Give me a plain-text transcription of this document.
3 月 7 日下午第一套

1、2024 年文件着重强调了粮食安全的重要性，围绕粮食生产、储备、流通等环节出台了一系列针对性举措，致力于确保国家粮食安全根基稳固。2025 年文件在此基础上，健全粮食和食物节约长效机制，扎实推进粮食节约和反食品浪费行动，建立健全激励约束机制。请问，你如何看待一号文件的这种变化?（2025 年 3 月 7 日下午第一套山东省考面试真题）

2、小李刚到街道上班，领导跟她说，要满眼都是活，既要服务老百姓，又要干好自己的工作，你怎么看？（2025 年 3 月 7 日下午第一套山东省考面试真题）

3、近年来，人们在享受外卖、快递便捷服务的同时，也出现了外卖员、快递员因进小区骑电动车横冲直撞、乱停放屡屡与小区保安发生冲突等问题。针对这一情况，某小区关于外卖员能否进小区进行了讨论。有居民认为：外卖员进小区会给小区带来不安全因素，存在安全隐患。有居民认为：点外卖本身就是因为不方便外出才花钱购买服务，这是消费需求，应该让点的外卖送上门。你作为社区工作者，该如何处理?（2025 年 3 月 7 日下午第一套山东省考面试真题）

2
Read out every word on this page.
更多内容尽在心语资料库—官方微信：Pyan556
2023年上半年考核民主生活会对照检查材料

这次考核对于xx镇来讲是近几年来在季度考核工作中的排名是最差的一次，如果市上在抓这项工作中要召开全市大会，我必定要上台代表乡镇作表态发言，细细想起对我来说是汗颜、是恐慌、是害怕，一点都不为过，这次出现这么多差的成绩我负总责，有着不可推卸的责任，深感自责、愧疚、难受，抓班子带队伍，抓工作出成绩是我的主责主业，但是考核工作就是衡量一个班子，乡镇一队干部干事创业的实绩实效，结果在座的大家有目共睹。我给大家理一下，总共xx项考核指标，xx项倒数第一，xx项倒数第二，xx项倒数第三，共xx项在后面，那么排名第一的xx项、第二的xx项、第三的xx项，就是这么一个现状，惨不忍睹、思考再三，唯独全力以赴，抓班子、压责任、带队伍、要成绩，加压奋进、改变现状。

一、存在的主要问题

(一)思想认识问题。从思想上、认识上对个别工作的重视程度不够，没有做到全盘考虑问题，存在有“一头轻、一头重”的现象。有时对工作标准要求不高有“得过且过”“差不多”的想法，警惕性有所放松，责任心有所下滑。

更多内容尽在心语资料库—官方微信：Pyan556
====
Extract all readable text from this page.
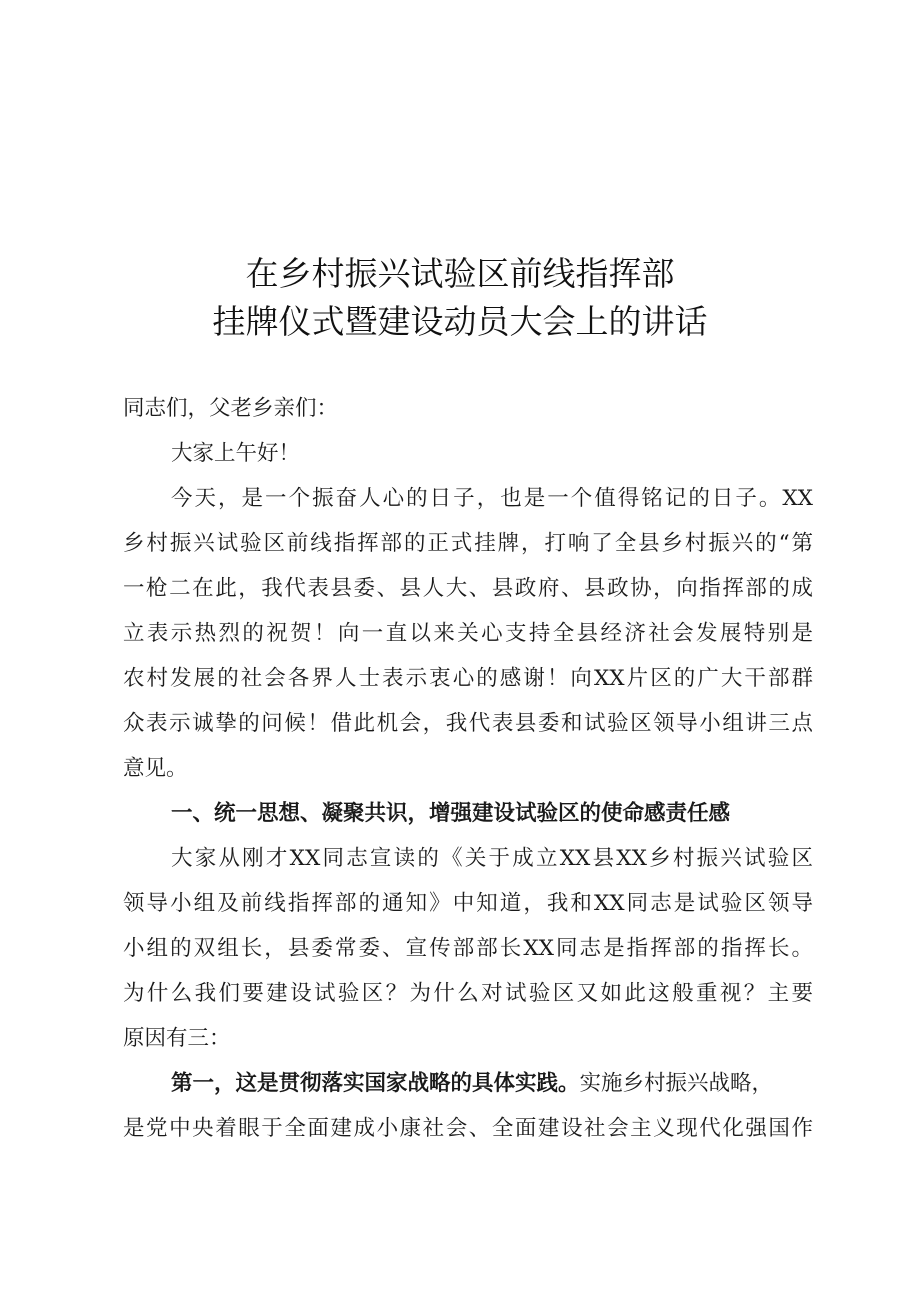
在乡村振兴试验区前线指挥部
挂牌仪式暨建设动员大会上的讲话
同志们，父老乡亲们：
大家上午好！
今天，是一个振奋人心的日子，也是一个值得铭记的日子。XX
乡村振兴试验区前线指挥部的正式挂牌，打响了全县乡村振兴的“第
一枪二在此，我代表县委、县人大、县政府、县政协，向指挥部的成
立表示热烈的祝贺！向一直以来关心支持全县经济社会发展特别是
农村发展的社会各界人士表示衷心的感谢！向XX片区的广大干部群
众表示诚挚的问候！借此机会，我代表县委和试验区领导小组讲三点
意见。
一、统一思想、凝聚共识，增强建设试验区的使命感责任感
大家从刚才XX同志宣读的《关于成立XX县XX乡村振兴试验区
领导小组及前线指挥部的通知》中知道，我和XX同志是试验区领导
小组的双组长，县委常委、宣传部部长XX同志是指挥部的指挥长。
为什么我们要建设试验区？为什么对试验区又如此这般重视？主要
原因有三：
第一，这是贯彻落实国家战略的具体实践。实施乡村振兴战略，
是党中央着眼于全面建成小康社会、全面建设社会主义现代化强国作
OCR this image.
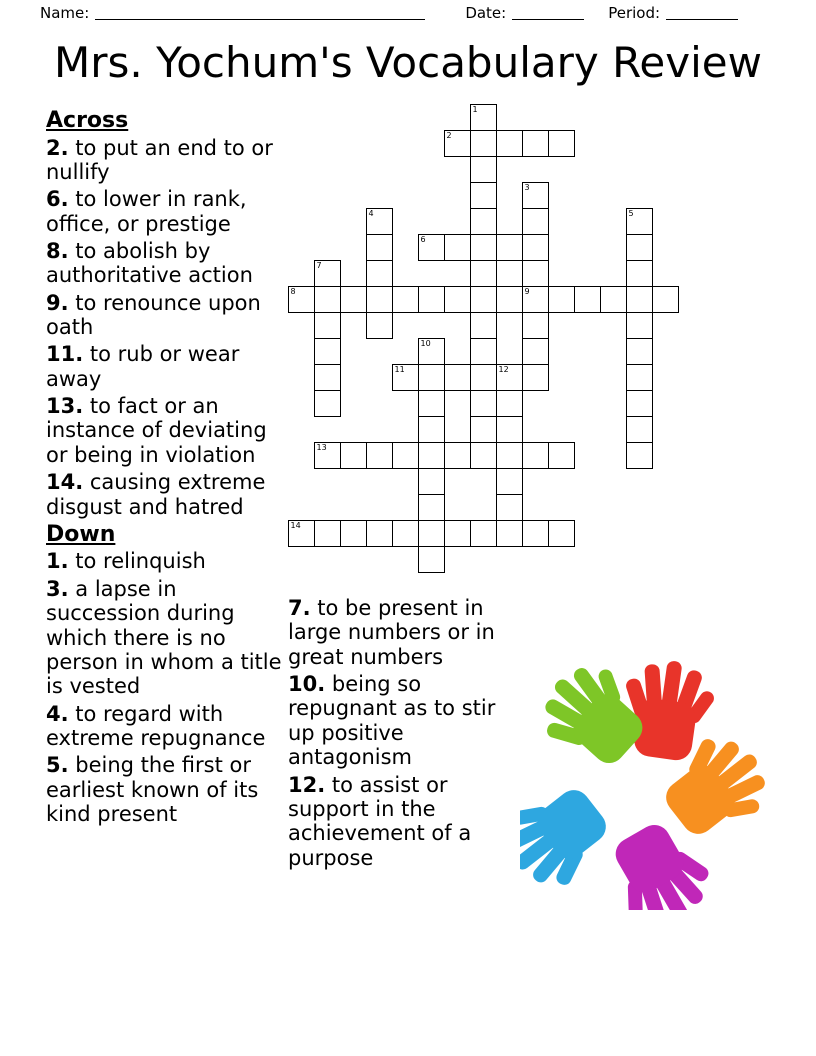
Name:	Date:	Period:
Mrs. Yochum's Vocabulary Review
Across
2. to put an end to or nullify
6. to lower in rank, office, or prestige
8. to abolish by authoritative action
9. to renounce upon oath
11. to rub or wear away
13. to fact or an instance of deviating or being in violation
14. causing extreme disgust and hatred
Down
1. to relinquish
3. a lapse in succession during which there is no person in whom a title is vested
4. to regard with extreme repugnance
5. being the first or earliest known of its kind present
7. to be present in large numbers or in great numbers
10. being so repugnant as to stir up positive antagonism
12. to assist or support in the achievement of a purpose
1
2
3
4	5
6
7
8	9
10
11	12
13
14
====
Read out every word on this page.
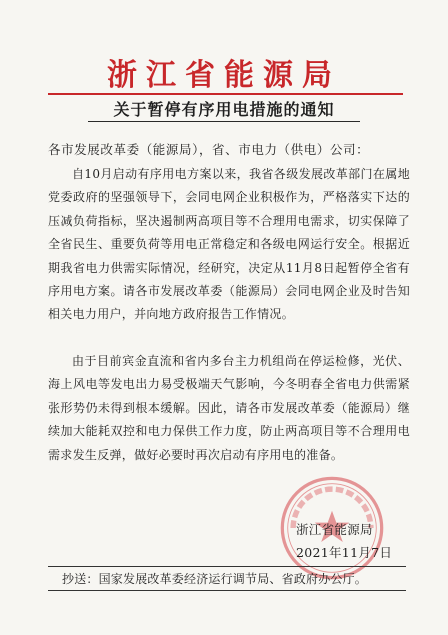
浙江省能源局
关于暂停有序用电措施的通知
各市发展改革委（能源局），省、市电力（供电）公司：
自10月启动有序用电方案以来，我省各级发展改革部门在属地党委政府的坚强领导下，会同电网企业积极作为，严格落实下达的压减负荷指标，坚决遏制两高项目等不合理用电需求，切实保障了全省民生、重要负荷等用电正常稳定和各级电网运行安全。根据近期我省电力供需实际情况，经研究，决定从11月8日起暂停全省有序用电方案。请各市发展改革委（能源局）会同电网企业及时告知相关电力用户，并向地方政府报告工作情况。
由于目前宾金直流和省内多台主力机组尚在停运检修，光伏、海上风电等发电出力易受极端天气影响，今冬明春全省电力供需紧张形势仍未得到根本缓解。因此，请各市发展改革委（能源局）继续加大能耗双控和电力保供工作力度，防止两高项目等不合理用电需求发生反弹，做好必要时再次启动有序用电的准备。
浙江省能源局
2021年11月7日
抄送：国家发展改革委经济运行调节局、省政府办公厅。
====
STATED EXERCISE ->
Take every line containing the word "being" and copy it.

PROBLEM SOLUTION ->
13. to fact or an instance of deviating or being in violation
5. being the first or earliest known of its kind present
10. being so repugnant as to stir up positive antagonism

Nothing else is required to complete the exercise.